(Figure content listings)
_ _ _
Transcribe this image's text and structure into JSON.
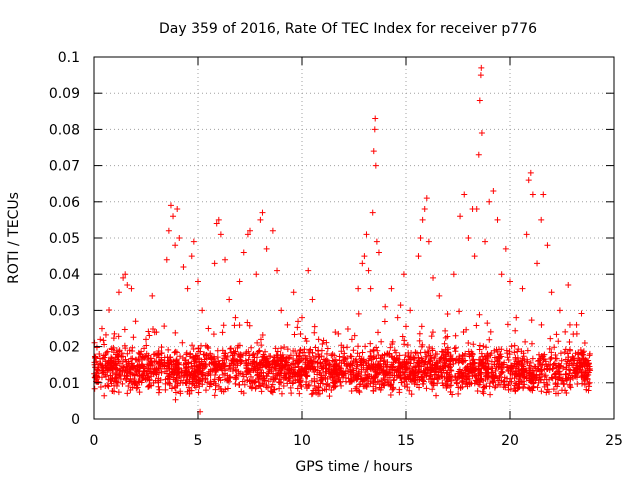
{
  "chart_data": {
    "type": "scatter",
    "title": "Day 359 of 2016, Rate Of TEC Index for receiver p776",
    "xlabel": "GPS time / hours",
    "ylabel": "ROTI / TECUs",
    "xlim": [
      0,
      25
    ],
    "ylim": [
      0,
      0.1
    ],
    "x_ticks": [
      0,
      5,
      10,
      15,
      20,
      25
    ],
    "x_tick_labels": [
      "0",
      "5",
      "10",
      "15",
      "20",
      "25"
    ],
    "y_ticks": [
      0,
      0.01,
      0.02,
      0.03,
      0.04,
      0.05,
      0.06,
      0.07,
      0.08,
      0.09,
      0.1
    ],
    "y_tick_labels": [
      "0",
      "0.01",
      "0.02",
      "0.03",
      "0.04",
      "0.05",
      "0.06",
      "0.07",
      "0.08",
      "0.09",
      "0.1"
    ],
    "grid": true,
    "marker": "+",
    "color": "#ff0000",
    "series": [
      {
        "name": "ROTI",
        "points": [
          [
            0.1,
            0.012
          ],
          [
            0.3,
            0.022
          ],
          [
            0.5,
            0.017
          ],
          [
            0.7,
            0.009
          ],
          [
            0.9,
            0.014
          ],
          [
            1.1,
            0.019
          ],
          [
            1.2,
            0.035
          ],
          [
            1.4,
            0.039
          ],
          [
            1.5,
            0.04
          ],
          [
            1.6,
            0.037
          ],
          [
            1.8,
            0.036
          ],
          [
            2.0,
            0.027
          ],
          [
            2.2,
            0.018
          ],
          [
            2.5,
            0.022
          ],
          [
            2.8,
            0.034
          ],
          [
            3.0,
            0.024
          ],
          [
            3.2,
            0.015
          ],
          [
            3.5,
            0.044
          ],
          [
            3.6,
            0.052
          ],
          [
            3.7,
            0.059
          ],
          [
            3.8,
            0.056
          ],
          [
            3.9,
            0.048
          ],
          [
            4.0,
            0.058
          ],
          [
            4.1,
            0.05
          ],
          [
            4.3,
            0.042
          ],
          [
            4.5,
            0.036
          ],
          [
            4.7,
            0.045
          ],
          [
            4.8,
            0.049
          ],
          [
            5.0,
            0.038
          ],
          [
            5.1,
            0.002
          ],
          [
            5.2,
            0.03
          ],
          [
            5.5,
            0.025
          ],
          [
            5.8,
            0.043
          ],
          [
            5.9,
            0.054
          ],
          [
            6.0,
            0.055
          ],
          [
            6.1,
            0.051
          ],
          [
            6.3,
            0.044
          ],
          [
            6.5,
            0.033
          ],
          [
            6.8,
            0.028
          ],
          [
            7.0,
            0.038
          ],
          [
            7.2,
            0.046
          ],
          [
            7.4,
            0.051
          ],
          [
            7.5,
            0.052
          ],
          [
            7.8,
            0.04
          ],
          [
            8.0,
            0.055
          ],
          [
            8.1,
            0.057
          ],
          [
            8.3,
            0.047
          ],
          [
            8.6,
            0.052
          ],
          [
            8.8,
            0.041
          ],
          [
            9.0,
            0.03
          ],
          [
            9.3,
            0.026
          ],
          [
            9.6,
            0.035
          ],
          [
            10.0,
            0.028
          ],
          [
            10.3,
            0.041
          ],
          [
            10.5,
            0.033
          ],
          [
            10.8,
            0.022
          ],
          [
            11.2,
            0.018
          ],
          [
            11.6,
            0.024
          ],
          [
            12.0,
            0.016
          ],
          [
            12.4,
            0.022
          ],
          [
            12.7,
            0.036
          ],
          [
            12.9,
            0.043
          ],
          [
            13.0,
            0.045
          ],
          [
            13.1,
            0.051
          ],
          [
            13.2,
            0.041
          ],
          [
            13.3,
            0.036
          ],
          [
            13.4,
            0.057
          ],
          [
            13.45,
            0.074
          ],
          [
            13.5,
            0.08
          ],
          [
            13.52,
            0.083
          ],
          [
            13.55,
            0.07
          ],
          [
            13.6,
            0.049
          ],
          [
            13.7,
            0.046
          ],
          [
            14.0,
            0.031
          ],
          [
            14.3,
            0.036
          ],
          [
            14.6,
            0.028
          ],
          [
            14.9,
            0.04
          ],
          [
            15.2,
            0.03
          ],
          [
            15.6,
            0.045
          ],
          [
            15.7,
            0.05
          ],
          [
            15.8,
            0.055
          ],
          [
            15.9,
            0.058
          ],
          [
            16.0,
            0.061
          ],
          [
            16.1,
            0.049
          ],
          [
            16.3,
            0.039
          ],
          [
            16.6,
            0.034
          ],
          [
            17.0,
            0.029
          ],
          [
            17.3,
            0.04
          ],
          [
            17.6,
            0.056
          ],
          [
            17.8,
            0.062
          ],
          [
            18.0,
            0.05
          ],
          [
            18.2,
            0.058
          ],
          [
            18.3,
            0.045
          ],
          [
            18.4,
            0.058
          ],
          [
            18.5,
            0.073
          ],
          [
            18.55,
            0.088
          ],
          [
            18.6,
            0.095
          ],
          [
            18.62,
            0.097
          ],
          [
            18.65,
            0.079
          ],
          [
            18.8,
            0.049
          ],
          [
            19.0,
            0.06
          ],
          [
            19.2,
            0.063
          ],
          [
            19.4,
            0.055
          ],
          [
            19.6,
            0.04
          ],
          [
            19.8,
            0.047
          ],
          [
            20.0,
            0.038
          ],
          [
            20.3,
            0.028
          ],
          [
            20.6,
            0.036
          ],
          [
            20.8,
            0.051
          ],
          [
            20.9,
            0.066
          ],
          [
            21.0,
            0.068
          ],
          [
            21.1,
            0.062
          ],
          [
            21.3,
            0.043
          ],
          [
            21.5,
            0.055
          ],
          [
            21.6,
            0.062
          ],
          [
            21.8,
            0.048
          ],
          [
            22.0,
            0.035
          ],
          [
            22.4,
            0.03
          ],
          [
            22.8,
            0.037
          ],
          [
            23.2,
            0.026
          ],
          [
            23.6,
            0.021
          ],
          [
            23.8,
            0.009
          ]
        ]
      }
    ]
  }
}
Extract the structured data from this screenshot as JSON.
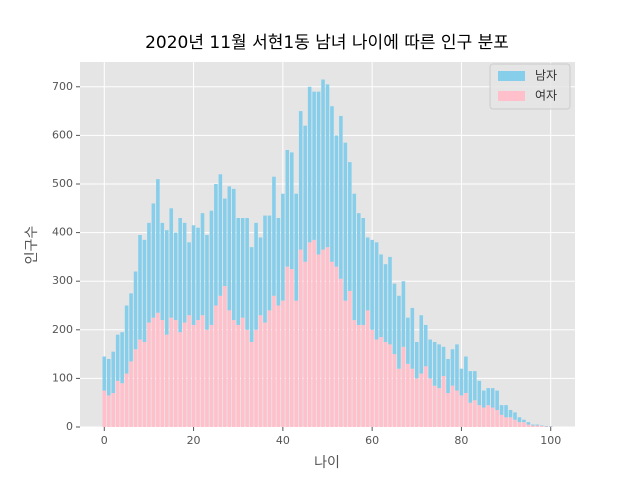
{
  "chart_data": {
    "type": "stacked-bar",
    "title": "2020년 11월 서현1동 남녀 나이에 따른 인구 분포",
    "x_label": "나이",
    "y_label": "인구수",
    "x": [
      0,
      1,
      2,
      3,
      4,
      5,
      6,
      7,
      8,
      9,
      10,
      11,
      12,
      13,
      14,
      15,
      16,
      17,
      18,
      19,
      20,
      21,
      22,
      23,
      24,
      25,
      26,
      27,
      28,
      29,
      30,
      31,
      32,
      33,
      34,
      35,
      36,
      37,
      38,
      39,
      40,
      41,
      42,
      43,
      44,
      45,
      46,
      47,
      48,
      49,
      50,
      51,
      52,
      53,
      54,
      55,
      56,
      57,
      58,
      59,
      60,
      61,
      62,
      63,
      64,
      65,
      66,
      67,
      68,
      69,
      70,
      71,
      72,
      73,
      74,
      75,
      76,
      77,
      78,
      79,
      80,
      81,
      82,
      83,
      84,
      85,
      86,
      87,
      88,
      89,
      90,
      91,
      92,
      93,
      94,
      95,
      96,
      97,
      98,
      99,
      100
    ],
    "series": [
      {
        "name": "남자",
        "color": "#87ceeb",
        "values": [
          70,
          75,
          85,
          95,
          105,
          140,
          140,
          160,
          215,
          210,
          205,
          235,
          275,
          200,
          215,
          225,
          180,
          235,
          205,
          150,
          205,
          190,
          210,
          195,
          235,
          250,
          250,
          180,
          255,
          270,
          220,
          205,
          230,
          195,
          220,
          160,
          220,
          195,
          245,
          180,
          220,
          240,
          240,
          220,
          285,
          280,
          320,
          305,
          335,
          350,
          335,
          320,
          270,
          335,
          325,
          265,
          260,
          230,
          220,
          150,
          185,
          200,
          170,
          160,
          180,
          145,
          150,
          135,
          95,
          125,
          75,
          120,
          85,
          80,
          90,
          90,
          60,
          70,
          75,
          95,
          55,
          75,
          65,
          60,
          50,
          35,
          35,
          40,
          40,
          20,
          25,
          15,
          15,
          10,
          5,
          5,
          2,
          2,
          1,
          1,
          1
        ]
      },
      {
        "name": "여자",
        "color": "#ffc0cb",
        "values": [
          75,
          65,
          70,
          95,
          90,
          110,
          135,
          160,
          180,
          175,
          215,
          225,
          235,
          220,
          190,
          225,
          220,
          195,
          215,
          230,
          210,
          220,
          230,
          200,
          210,
          250,
          270,
          290,
          240,
          220,
          210,
          225,
          200,
          175,
          200,
          230,
          215,
          240,
          270,
          250,
          260,
          330,
          325,
          260,
          365,
          340,
          380,
          385,
          355,
          365,
          370,
          340,
          330,
          305,
          260,
          280,
          220,
          210,
          210,
          240,
          200,
          180,
          185,
          175,
          170,
          150,
          120,
          165,
          130,
          120,
          100,
          110,
          125,
          100,
          85,
          80,
          105,
          70,
          85,
          75,
          65,
          70,
          50,
          55,
          45,
          40,
          45,
          40,
          35,
          25,
          20,
          20,
          15,
          10,
          10,
          5,
          3,
          3,
          2,
          1,
          1
        ]
      }
    ],
    "xlim": [
      -5.44,
      105.44
    ],
    "ylim": [
      0,
      751
    ],
    "xticks": [
      0,
      20,
      40,
      60,
      80,
      100
    ],
    "yticks": [
      0,
      100,
      200,
      300,
      400,
      500,
      600,
      700
    ],
    "grid": true,
    "legend": "upper right",
    "bar_width": 0.8
  }
}
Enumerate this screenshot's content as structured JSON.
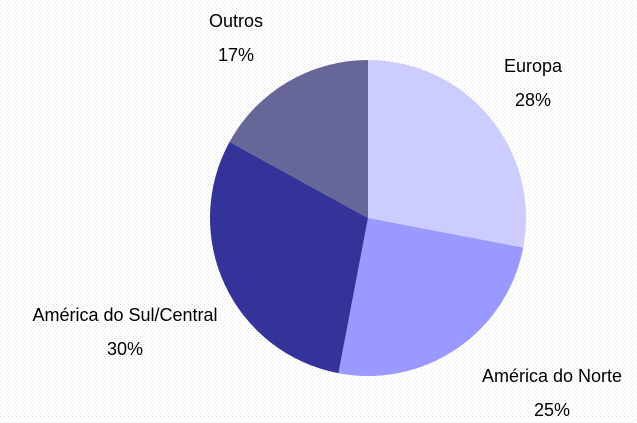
{
  "chart_data": {
    "type": "pie",
    "categories": [
      "Europa",
      "América do Norte",
      "América do Sul/Central",
      "Outros"
    ],
    "values": [
      28,
      25,
      30,
      17
    ],
    "value_labels": [
      "28%",
      "25%",
      "30%",
      "17%"
    ],
    "colors": [
      "#ccccff",
      "#9999ff",
      "#333399",
      "#666699"
    ]
  }
}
_ _ _
DIRECTIONS FOR THIS TASK.
State the count of lines with the word "screenshot" in them, and write nothing else.

FINAL ANSWER.
2